──────── ENTRIES SHOWN ────────
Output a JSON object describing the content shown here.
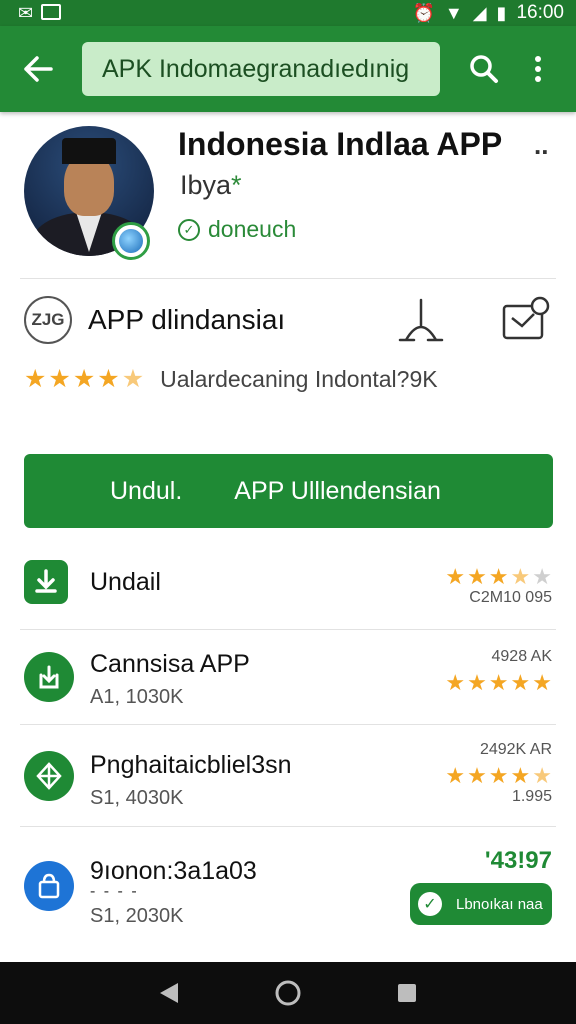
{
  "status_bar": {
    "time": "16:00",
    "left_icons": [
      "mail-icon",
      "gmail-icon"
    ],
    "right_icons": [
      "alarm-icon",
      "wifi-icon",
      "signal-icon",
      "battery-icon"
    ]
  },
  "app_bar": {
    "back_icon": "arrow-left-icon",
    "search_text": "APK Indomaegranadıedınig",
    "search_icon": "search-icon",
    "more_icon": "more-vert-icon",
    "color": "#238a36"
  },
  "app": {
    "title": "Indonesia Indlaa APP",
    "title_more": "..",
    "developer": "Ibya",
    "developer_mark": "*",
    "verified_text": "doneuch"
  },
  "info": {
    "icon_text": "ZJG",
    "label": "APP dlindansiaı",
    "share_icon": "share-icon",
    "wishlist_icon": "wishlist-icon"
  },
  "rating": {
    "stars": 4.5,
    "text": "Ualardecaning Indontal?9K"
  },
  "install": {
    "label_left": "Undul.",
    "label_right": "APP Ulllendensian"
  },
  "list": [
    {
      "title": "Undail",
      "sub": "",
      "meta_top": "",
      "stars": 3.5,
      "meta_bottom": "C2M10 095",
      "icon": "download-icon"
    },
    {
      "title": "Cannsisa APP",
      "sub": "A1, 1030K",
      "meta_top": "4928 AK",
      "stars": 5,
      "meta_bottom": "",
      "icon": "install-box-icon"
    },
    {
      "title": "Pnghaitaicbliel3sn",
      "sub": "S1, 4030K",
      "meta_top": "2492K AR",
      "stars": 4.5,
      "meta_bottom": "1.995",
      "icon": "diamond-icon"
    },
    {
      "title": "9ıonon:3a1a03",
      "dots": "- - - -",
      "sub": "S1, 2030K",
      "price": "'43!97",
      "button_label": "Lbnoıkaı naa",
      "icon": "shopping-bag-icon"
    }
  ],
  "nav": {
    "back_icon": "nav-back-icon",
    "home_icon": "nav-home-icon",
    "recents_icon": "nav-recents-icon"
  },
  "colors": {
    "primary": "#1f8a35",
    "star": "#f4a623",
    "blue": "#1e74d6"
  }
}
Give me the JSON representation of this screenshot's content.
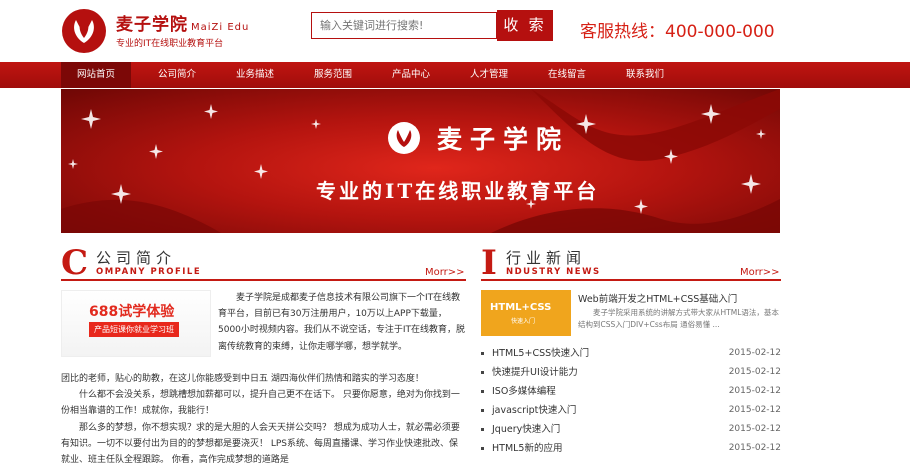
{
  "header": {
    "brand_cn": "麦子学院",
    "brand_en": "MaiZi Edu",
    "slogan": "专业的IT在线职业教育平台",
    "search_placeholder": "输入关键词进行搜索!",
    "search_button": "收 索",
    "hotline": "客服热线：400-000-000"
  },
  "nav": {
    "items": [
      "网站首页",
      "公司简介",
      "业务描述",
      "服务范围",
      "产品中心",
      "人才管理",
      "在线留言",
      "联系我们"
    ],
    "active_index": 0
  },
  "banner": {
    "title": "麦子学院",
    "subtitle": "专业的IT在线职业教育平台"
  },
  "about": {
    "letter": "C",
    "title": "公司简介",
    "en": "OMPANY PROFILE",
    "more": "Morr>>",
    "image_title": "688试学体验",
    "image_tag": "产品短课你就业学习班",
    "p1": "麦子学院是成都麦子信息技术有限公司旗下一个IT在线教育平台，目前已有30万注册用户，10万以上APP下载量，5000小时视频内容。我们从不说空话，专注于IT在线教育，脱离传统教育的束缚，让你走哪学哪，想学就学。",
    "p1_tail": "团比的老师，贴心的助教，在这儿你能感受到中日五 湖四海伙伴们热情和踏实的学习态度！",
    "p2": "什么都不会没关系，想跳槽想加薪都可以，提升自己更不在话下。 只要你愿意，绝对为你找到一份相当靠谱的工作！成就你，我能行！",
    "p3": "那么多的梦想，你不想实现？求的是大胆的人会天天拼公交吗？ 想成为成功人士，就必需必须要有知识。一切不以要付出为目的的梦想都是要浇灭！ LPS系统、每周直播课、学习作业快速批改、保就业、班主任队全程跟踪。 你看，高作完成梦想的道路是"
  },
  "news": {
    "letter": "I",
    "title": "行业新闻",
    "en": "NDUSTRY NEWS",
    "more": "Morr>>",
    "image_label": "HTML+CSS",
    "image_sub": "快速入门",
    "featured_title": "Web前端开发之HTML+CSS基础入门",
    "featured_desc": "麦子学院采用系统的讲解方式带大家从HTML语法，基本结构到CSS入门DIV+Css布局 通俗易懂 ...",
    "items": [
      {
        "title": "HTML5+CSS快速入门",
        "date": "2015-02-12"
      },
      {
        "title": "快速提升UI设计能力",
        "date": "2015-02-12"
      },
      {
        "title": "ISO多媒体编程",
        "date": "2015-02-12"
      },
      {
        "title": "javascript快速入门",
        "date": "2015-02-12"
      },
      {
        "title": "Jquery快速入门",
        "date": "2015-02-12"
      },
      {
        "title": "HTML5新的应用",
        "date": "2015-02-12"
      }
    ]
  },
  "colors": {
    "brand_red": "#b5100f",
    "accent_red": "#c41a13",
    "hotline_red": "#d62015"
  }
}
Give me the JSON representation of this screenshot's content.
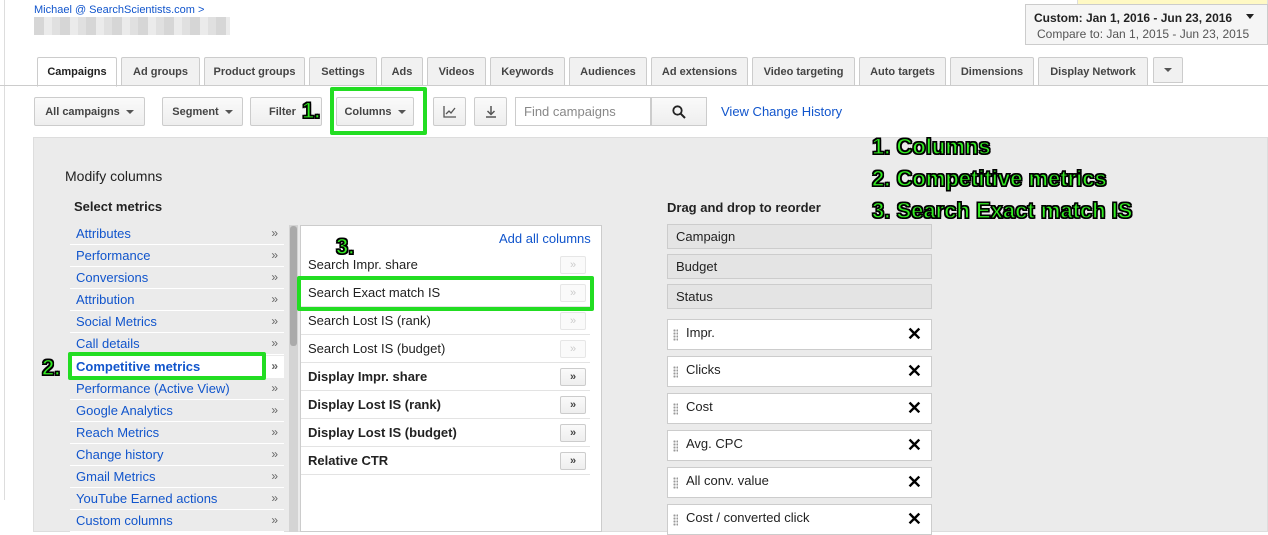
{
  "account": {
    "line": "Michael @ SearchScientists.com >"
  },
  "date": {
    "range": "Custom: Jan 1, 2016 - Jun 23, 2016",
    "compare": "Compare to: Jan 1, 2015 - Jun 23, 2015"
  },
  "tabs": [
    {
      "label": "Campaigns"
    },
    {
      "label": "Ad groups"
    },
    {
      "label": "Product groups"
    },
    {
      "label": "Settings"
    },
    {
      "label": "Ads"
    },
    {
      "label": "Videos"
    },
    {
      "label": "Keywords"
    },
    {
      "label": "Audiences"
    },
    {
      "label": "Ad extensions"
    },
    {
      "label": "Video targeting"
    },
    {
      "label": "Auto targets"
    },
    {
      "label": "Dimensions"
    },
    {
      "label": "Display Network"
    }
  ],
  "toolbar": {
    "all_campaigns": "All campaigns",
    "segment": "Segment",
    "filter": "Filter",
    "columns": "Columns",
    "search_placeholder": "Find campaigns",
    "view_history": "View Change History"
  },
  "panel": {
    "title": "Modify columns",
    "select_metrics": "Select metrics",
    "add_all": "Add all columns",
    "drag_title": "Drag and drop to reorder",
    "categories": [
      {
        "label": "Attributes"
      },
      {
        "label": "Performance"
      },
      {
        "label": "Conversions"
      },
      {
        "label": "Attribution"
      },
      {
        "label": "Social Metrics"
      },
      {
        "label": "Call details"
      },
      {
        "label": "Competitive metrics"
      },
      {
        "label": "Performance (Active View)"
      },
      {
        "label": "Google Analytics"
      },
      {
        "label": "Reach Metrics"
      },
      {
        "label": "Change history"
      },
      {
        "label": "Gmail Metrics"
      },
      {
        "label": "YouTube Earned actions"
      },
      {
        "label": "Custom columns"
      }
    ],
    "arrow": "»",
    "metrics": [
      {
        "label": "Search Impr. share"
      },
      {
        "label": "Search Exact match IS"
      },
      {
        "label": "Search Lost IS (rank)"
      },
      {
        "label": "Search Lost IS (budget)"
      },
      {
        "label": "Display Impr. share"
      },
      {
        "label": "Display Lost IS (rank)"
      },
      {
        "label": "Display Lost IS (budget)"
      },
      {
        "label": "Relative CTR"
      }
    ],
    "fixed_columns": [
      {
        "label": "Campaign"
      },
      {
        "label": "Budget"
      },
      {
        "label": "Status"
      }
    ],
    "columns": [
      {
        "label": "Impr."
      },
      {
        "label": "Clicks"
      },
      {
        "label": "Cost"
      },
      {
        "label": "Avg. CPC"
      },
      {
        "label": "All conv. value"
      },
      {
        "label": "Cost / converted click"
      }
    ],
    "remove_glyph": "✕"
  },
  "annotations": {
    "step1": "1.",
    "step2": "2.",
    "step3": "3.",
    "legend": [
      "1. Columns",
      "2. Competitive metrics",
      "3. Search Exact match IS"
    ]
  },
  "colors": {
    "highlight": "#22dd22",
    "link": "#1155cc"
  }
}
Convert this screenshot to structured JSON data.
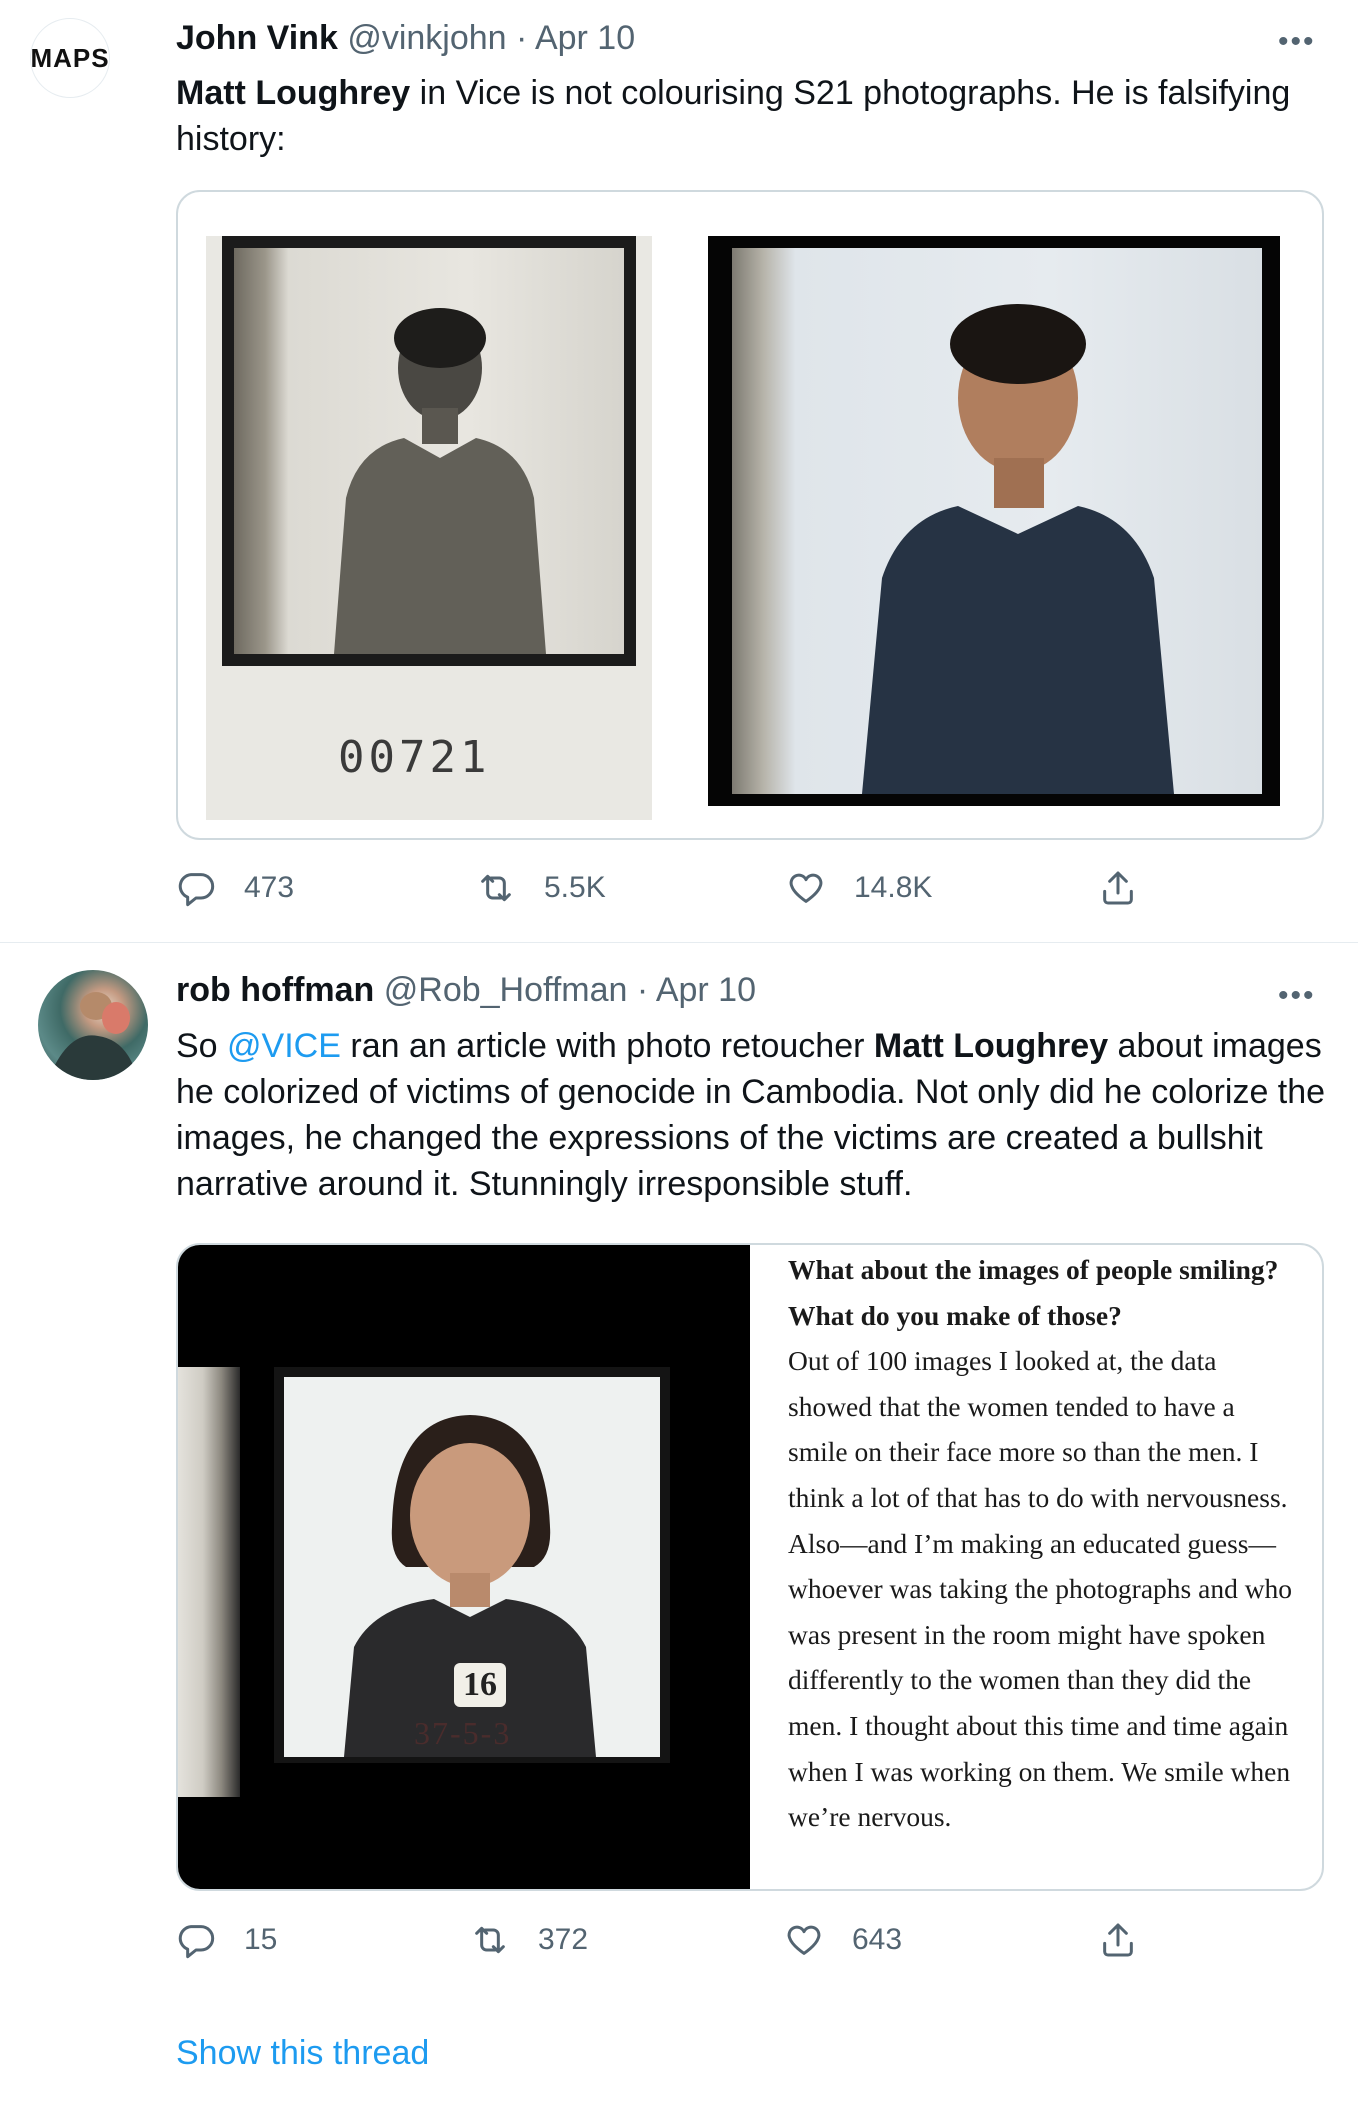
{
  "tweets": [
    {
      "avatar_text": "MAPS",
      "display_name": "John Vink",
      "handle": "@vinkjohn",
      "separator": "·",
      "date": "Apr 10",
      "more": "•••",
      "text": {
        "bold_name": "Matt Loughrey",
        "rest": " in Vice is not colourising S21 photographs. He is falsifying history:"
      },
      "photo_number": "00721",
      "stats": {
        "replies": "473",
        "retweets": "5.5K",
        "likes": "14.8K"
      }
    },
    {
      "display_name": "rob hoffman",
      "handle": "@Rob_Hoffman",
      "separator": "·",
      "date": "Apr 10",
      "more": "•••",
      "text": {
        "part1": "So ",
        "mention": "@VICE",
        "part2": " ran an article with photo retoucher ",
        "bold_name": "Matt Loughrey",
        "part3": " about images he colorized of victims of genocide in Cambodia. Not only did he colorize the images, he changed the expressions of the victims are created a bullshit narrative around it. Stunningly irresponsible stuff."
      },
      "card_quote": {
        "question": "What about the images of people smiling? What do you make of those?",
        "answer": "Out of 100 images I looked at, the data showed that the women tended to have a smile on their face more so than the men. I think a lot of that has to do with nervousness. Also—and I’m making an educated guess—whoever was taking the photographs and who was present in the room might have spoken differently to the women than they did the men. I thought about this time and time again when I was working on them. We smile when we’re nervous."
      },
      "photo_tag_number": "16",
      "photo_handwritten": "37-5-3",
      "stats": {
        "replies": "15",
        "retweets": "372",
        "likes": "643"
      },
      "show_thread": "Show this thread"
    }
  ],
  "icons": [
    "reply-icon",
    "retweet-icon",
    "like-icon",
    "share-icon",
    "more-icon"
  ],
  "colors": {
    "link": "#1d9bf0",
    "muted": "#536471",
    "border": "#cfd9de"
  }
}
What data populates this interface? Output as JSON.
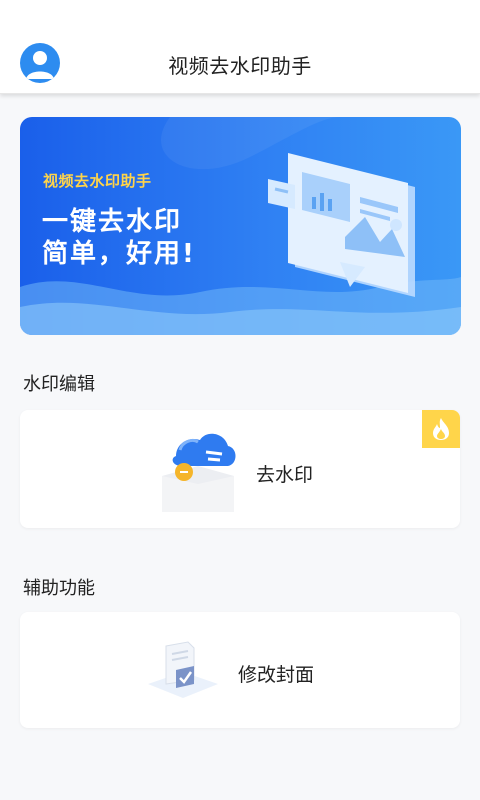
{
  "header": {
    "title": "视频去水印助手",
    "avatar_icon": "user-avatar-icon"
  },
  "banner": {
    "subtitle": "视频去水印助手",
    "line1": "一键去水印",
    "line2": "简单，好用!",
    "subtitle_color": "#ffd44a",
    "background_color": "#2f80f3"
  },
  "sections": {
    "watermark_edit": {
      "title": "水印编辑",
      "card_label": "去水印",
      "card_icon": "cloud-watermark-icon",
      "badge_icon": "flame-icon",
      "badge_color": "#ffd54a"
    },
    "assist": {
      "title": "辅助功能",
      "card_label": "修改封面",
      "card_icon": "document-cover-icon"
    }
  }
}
────────
▶ _SHORT PROBLEM_
Copy out each line in the preceding records that contains "photographs".

▶ _THE REPLY_
        "rest": " in Vice is not colourising S21 photographs. He is falsifying history:"
        "answer": "Out of 100 images I looked at, the data showed that the women tended to have a smile on their face more so than the men. I think a lot of that has to do with nervousness. Also—and I’m making an educated guess—whoever was taking the photographs and who was present in the room might have spoken differently to the women than they did the men. I thought about this time and time again when I was working on them. We smile when we’re nervous."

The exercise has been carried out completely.